Extract every line where the string "maintain" appears.

Start of MATERIAL SHOWN

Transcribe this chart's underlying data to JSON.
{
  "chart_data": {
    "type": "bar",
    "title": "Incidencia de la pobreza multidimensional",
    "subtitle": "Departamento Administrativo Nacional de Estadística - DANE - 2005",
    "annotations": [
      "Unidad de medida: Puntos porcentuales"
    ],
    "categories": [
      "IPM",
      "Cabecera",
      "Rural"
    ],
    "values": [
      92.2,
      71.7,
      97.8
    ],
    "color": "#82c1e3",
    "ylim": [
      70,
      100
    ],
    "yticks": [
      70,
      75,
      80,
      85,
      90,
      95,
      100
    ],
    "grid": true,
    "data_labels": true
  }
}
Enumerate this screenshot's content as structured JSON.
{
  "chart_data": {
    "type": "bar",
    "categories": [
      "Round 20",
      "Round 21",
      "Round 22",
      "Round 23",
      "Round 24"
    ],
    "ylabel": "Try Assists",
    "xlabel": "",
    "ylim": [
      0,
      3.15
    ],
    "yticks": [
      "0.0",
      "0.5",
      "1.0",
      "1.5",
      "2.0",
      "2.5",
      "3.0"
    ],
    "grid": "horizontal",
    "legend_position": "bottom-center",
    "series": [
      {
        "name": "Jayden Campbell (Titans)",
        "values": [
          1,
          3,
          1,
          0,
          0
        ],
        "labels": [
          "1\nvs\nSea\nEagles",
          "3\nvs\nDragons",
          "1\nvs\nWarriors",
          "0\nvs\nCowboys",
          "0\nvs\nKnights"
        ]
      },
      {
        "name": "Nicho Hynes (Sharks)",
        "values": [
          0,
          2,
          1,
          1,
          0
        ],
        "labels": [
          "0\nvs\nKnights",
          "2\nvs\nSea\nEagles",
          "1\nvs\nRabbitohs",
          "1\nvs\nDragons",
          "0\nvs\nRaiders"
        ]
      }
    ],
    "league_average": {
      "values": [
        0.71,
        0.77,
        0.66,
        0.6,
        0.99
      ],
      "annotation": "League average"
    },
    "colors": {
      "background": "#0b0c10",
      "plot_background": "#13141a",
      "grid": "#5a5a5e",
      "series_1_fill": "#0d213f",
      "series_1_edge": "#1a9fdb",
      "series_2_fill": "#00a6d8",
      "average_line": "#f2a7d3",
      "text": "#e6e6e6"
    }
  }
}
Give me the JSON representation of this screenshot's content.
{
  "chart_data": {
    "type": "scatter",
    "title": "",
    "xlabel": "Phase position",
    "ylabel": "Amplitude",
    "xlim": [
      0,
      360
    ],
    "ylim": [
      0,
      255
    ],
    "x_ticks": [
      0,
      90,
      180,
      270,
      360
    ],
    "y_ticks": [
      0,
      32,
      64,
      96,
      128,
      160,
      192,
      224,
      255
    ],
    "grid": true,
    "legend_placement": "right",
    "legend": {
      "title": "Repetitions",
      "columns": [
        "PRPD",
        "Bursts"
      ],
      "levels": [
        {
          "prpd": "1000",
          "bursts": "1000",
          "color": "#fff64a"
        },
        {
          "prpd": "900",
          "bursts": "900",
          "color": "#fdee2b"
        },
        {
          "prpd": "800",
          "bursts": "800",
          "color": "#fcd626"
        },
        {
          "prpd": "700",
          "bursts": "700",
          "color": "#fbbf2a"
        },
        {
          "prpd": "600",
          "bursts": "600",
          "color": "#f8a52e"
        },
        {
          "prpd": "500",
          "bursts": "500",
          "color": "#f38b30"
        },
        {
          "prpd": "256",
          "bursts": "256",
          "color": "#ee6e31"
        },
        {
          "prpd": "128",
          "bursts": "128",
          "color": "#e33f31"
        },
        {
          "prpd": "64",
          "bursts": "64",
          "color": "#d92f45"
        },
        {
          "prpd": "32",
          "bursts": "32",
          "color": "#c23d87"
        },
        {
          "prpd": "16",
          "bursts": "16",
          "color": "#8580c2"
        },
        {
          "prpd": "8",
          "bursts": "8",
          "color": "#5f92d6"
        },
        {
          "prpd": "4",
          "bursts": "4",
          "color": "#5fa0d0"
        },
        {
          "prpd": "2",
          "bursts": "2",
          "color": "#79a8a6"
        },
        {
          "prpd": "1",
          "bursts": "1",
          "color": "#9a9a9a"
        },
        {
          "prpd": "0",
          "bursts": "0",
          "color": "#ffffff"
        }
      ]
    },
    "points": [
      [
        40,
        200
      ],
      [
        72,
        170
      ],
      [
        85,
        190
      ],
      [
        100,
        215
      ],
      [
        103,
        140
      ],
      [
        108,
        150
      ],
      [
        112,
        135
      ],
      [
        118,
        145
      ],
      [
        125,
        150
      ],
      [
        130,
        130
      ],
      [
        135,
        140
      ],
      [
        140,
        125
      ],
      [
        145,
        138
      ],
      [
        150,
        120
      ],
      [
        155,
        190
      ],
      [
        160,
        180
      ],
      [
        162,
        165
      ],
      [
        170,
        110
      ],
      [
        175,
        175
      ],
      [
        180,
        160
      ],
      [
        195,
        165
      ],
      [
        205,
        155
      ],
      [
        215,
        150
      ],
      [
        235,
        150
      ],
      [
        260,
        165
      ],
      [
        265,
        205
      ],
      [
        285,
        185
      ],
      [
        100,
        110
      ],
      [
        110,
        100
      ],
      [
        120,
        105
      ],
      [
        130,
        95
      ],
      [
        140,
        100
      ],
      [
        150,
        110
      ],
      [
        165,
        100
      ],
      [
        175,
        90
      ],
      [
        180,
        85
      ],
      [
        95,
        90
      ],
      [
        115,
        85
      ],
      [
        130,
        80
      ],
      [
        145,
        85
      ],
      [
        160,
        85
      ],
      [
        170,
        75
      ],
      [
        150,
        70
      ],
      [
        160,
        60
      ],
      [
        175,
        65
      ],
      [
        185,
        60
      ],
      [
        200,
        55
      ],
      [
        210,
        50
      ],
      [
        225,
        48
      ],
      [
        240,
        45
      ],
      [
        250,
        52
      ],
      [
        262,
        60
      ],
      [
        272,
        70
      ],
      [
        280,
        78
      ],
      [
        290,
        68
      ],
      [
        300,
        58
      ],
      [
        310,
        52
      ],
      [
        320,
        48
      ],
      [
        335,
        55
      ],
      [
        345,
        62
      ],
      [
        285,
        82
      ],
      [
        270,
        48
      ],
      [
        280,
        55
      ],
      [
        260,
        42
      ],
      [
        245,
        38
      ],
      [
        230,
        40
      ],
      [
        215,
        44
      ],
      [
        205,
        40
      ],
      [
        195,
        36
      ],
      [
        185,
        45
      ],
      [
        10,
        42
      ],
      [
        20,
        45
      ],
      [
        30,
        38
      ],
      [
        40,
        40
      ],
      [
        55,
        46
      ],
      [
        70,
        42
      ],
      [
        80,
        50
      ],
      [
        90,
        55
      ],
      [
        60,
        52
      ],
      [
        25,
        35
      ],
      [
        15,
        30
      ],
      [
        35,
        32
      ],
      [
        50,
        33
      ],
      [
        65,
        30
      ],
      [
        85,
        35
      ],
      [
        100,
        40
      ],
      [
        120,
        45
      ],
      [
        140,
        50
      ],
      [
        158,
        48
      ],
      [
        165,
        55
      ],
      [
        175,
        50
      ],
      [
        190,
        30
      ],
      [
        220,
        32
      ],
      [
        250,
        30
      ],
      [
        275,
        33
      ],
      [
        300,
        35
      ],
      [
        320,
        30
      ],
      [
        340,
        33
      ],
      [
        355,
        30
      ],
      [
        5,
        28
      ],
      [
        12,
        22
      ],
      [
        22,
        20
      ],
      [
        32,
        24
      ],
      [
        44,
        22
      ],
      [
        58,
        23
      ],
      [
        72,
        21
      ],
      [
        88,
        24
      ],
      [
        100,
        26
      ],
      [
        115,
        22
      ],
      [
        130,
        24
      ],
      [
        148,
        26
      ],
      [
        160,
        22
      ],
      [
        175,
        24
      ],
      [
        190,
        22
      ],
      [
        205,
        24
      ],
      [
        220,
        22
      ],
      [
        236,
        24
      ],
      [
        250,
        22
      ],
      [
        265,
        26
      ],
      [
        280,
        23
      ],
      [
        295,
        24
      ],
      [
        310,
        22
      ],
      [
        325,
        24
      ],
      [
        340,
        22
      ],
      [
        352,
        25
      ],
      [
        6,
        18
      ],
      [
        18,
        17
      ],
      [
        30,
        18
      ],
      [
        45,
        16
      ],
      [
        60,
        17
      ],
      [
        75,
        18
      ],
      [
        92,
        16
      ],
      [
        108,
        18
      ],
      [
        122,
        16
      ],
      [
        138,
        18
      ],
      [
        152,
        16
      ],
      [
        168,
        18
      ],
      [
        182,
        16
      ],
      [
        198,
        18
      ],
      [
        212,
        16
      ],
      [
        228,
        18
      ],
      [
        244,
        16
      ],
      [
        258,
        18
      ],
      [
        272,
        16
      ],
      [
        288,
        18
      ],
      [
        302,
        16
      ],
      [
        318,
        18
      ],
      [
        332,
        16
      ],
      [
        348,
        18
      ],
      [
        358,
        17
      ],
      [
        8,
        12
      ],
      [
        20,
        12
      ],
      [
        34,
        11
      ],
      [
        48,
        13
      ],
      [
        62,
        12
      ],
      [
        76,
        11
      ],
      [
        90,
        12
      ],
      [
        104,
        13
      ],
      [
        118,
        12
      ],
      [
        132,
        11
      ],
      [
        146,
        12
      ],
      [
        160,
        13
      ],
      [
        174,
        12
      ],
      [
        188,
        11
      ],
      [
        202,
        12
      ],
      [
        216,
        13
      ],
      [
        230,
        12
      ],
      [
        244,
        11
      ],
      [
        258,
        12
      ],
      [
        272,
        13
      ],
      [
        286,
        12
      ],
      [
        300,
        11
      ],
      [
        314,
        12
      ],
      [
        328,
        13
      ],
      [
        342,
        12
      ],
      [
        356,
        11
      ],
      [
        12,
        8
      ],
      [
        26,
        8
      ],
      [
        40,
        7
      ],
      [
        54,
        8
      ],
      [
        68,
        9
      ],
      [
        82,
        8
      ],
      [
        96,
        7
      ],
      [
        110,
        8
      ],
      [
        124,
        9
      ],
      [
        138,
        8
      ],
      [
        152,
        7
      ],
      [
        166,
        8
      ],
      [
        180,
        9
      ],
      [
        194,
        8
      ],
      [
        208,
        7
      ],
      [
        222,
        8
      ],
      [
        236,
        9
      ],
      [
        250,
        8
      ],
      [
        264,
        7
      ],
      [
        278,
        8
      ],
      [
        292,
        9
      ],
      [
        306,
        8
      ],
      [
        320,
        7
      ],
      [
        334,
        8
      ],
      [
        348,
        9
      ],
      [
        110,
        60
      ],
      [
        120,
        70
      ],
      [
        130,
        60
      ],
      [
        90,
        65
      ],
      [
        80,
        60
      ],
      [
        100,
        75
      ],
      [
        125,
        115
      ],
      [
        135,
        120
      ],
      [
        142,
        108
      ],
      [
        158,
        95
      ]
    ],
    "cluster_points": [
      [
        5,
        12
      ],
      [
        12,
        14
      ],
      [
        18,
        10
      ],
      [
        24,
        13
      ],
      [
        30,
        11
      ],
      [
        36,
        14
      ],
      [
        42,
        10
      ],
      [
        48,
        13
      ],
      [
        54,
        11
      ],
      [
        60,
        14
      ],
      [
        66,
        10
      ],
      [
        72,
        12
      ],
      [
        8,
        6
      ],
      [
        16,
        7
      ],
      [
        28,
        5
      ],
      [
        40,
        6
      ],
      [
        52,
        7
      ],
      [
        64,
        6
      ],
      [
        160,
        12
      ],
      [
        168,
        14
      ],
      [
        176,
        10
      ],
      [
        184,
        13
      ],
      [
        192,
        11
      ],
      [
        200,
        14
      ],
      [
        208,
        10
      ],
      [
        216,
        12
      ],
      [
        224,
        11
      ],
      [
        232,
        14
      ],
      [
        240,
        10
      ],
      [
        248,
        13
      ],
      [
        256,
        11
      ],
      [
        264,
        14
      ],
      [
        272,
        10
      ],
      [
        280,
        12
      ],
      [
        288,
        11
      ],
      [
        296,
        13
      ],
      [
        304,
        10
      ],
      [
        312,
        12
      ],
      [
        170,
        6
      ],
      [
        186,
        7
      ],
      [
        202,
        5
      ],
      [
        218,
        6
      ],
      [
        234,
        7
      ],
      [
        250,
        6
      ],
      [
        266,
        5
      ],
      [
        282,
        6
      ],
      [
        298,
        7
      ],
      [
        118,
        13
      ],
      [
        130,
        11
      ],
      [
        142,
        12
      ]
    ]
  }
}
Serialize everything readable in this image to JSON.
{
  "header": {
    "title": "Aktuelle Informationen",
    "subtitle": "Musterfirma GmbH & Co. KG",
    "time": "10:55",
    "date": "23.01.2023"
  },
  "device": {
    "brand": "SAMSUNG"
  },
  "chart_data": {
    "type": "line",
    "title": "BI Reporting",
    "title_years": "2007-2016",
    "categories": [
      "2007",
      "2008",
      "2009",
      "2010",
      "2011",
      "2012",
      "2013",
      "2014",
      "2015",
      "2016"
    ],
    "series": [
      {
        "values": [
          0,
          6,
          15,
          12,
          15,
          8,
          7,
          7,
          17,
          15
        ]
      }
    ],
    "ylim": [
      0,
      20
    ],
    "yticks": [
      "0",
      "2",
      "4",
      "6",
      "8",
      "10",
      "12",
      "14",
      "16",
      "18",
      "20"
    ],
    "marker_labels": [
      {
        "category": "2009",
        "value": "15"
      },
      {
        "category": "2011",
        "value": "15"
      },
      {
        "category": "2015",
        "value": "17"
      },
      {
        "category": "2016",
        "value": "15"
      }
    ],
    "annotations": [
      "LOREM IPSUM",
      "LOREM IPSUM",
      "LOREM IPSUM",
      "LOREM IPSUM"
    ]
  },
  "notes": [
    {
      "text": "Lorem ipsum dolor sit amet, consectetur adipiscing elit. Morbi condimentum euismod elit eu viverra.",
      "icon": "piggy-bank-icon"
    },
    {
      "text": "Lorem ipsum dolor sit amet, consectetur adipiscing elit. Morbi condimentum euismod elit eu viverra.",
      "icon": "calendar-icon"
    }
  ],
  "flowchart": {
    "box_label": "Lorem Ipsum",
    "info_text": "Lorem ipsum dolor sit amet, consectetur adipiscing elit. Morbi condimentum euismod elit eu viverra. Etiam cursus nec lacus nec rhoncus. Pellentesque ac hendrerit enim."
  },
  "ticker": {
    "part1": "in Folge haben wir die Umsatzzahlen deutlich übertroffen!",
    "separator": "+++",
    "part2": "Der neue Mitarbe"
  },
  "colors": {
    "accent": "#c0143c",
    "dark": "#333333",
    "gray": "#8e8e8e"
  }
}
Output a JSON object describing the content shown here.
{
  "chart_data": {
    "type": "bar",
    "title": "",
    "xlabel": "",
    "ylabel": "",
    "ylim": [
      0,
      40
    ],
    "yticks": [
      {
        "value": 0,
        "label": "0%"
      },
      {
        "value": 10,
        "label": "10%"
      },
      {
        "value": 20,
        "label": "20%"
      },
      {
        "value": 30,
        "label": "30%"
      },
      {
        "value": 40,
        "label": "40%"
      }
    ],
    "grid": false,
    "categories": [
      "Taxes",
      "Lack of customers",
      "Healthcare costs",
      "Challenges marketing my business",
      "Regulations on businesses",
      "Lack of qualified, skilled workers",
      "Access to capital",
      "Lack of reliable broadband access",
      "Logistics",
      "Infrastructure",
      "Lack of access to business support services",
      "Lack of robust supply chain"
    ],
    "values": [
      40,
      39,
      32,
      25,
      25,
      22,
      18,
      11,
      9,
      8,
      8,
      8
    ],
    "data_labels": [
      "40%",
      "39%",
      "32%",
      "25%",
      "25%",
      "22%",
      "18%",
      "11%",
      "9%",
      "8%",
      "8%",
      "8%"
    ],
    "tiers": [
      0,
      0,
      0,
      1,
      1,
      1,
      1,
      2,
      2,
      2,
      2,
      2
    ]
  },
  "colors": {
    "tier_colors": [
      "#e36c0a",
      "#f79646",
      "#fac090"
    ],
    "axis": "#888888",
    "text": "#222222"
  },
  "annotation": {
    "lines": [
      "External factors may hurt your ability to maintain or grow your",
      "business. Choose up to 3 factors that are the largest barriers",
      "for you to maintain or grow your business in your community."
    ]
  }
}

End of MATERIAL SHOWN

ANSWER FOR THIS EXERCISE
      "External factors may hurt your ability to maintain or grow your",
      "for you to maintain or grow your business in your community."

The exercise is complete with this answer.